*** PROVIDED ENTRIES ***
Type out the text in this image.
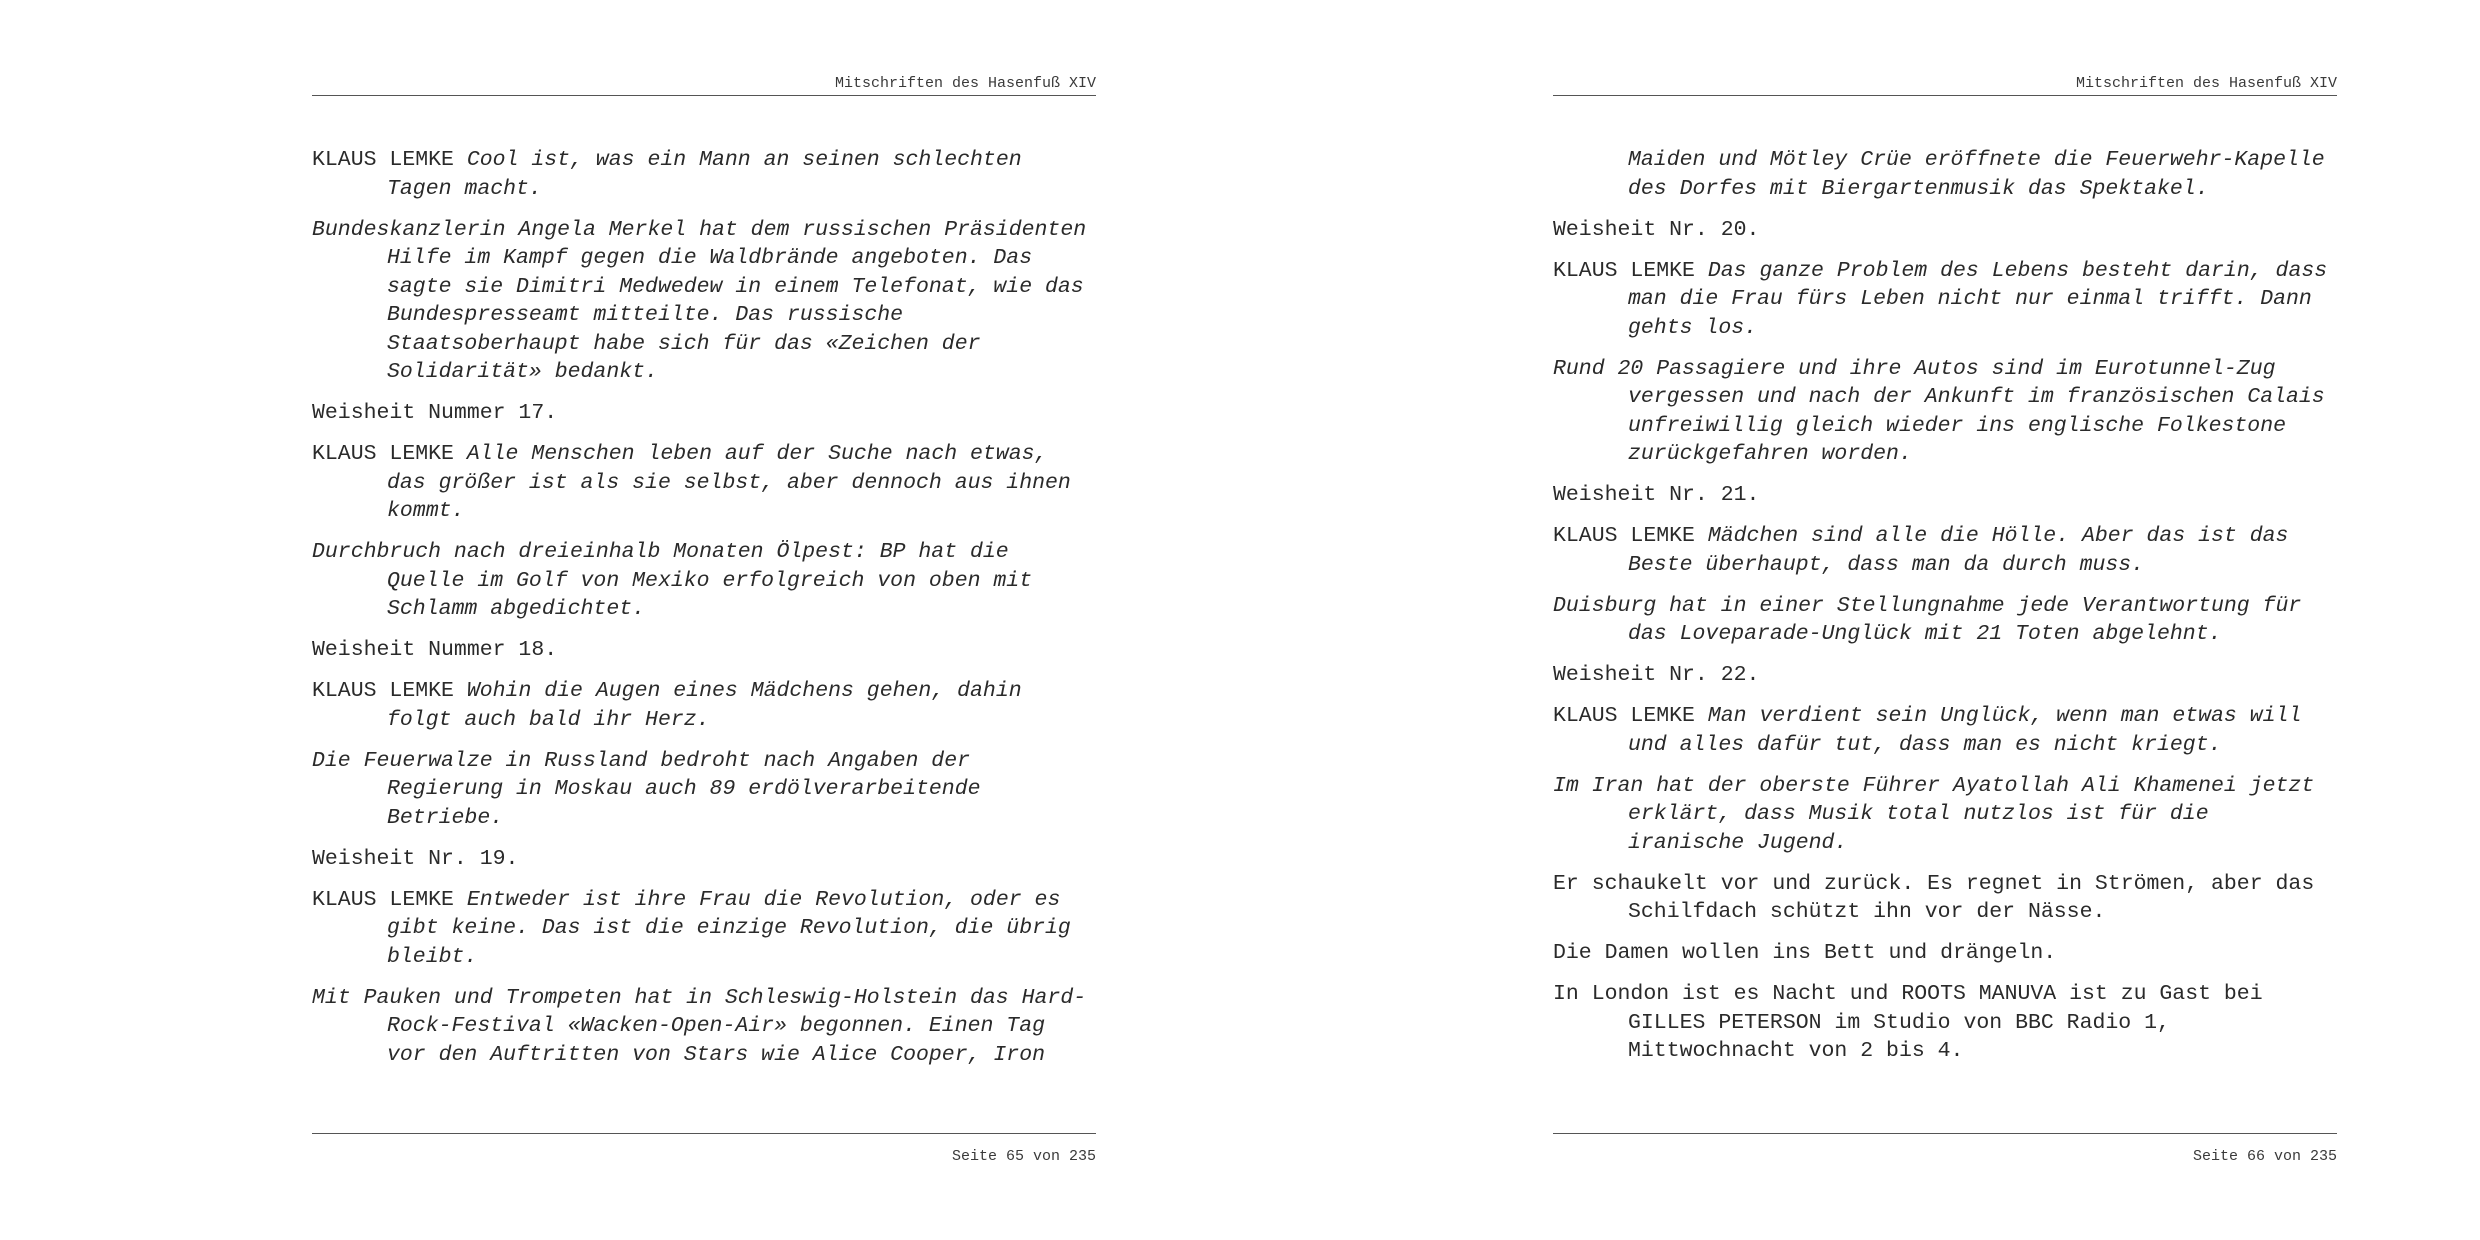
Mitschriften des Hasenfuß XIV

KLAUS LEMKE Cool ist, was ein Mann an seinen schlechten Tagen macht.

Bundeskanzlerin Angela Merkel hat dem russischen Präsidenten Hilfe im Kampf gegen die Waldbrände angeboten. Das sagte sie Dimitri Medwedew in einem Telefonat, wie das Bundespresseamt mitteilte. Das russische Staatsoberhaupt habe sich für das «Zeichen der Solidarität» bedankt.

Weisheit Nummer 17.

KLAUS LEMKE Alle Menschen leben auf der Suche nach etwas, das größer ist als sie selbst, aber dennoch aus ihnen kommt.

Durchbruch nach dreieinhalb Monaten Ölpest: BP hat die Quelle im Golf von Mexiko erfolgreich von oben mit Schlamm abgedichtet.

Weisheit Nummer 18.

KLAUS LEMKE Wohin die Augen eines Mädchens gehen, dahin folgt auch bald ihr Herz.

Die Feuerwalze in Russland bedroht nach Angaben der Regierung in Moskau auch 89 erdölverarbeitende Betriebe.

Weisheit Nr. 19.

KLAUS LEMKE Entweder ist ihre Frau die Revolution, oder es gibt keine. Das ist die einzige Revolution, die übrig bleibt.

Mit Pauken und Trompeten hat in Schleswig-Holstein das Hard-Rock-Festival «Wacken-Open-Air» begonnen. Einen Tag vor den Auftritten von Stars wie Alice Cooper, Iron

Seite 65 von 235
Mitschriften des Hasenfuß XIV

Maiden und Mötley Crüe eröffnete die Feuerwehr-Kapelle des Dorfes mit Biergartenmusik das Spektakel.

Weisheit Nr. 20.

KLAUS LEMKE Das ganze Problem des Lebens besteht darin, dass man die Frau fürs Leben nicht nur einmal trifft. Dann gehts los.

Rund 20 Passagiere und ihre Autos sind im Eurotunnel-Zug vergessen und nach der Ankunft im französischen Calais unfreiwillig gleich wieder ins englische Folkestone zurückgefahren worden.

Weisheit Nr. 21.

KLAUS LEMKE Mädchen sind alle die Hölle. Aber das ist das Beste überhaupt, dass man da durch muss.

Duisburg hat in einer Stellungnahme jede Verantwortung für das Loveparade-Unglück mit 21 Toten abgelehnt.

Weisheit Nr. 22.

KLAUS LEMKE Man verdient sein Unglück, wenn man etwas will und alles dafür tut, dass man es nicht kriegt.

Im Iran hat der oberste Führer Ayatollah Ali Khamenei jetzt erklärt, dass Musik total nutzlos ist für die iranische Jugend.

Er schaukelt vor und zurück. Es regnet in Strömen, aber das Schilfdach schützt ihn vor der Nässe.

Die Damen wollen ins Bett und drängeln.

In London ist es Nacht und ROOTS MANUVA ist zu Gast bei GILLES PETERSON im Studio von BBC Radio 1, Mittwochnacht von 2 bis 4.

Seite 66 von 235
***
• WORK TO DO: Look above for every line with the word "Frau" and copy it.

• EXERCISE ANSWER:
KLAUS LEMKE Entweder ist ihre Frau die Revolution, oder es gibt keine. Das ist die einzige Revolution, die übrig bleibt.
KLAUS LEMKE Das ganze Problem des Lebens besteht darin, dass man die Frau fürs Leben nicht nur einmal trifft. Dann gehts los.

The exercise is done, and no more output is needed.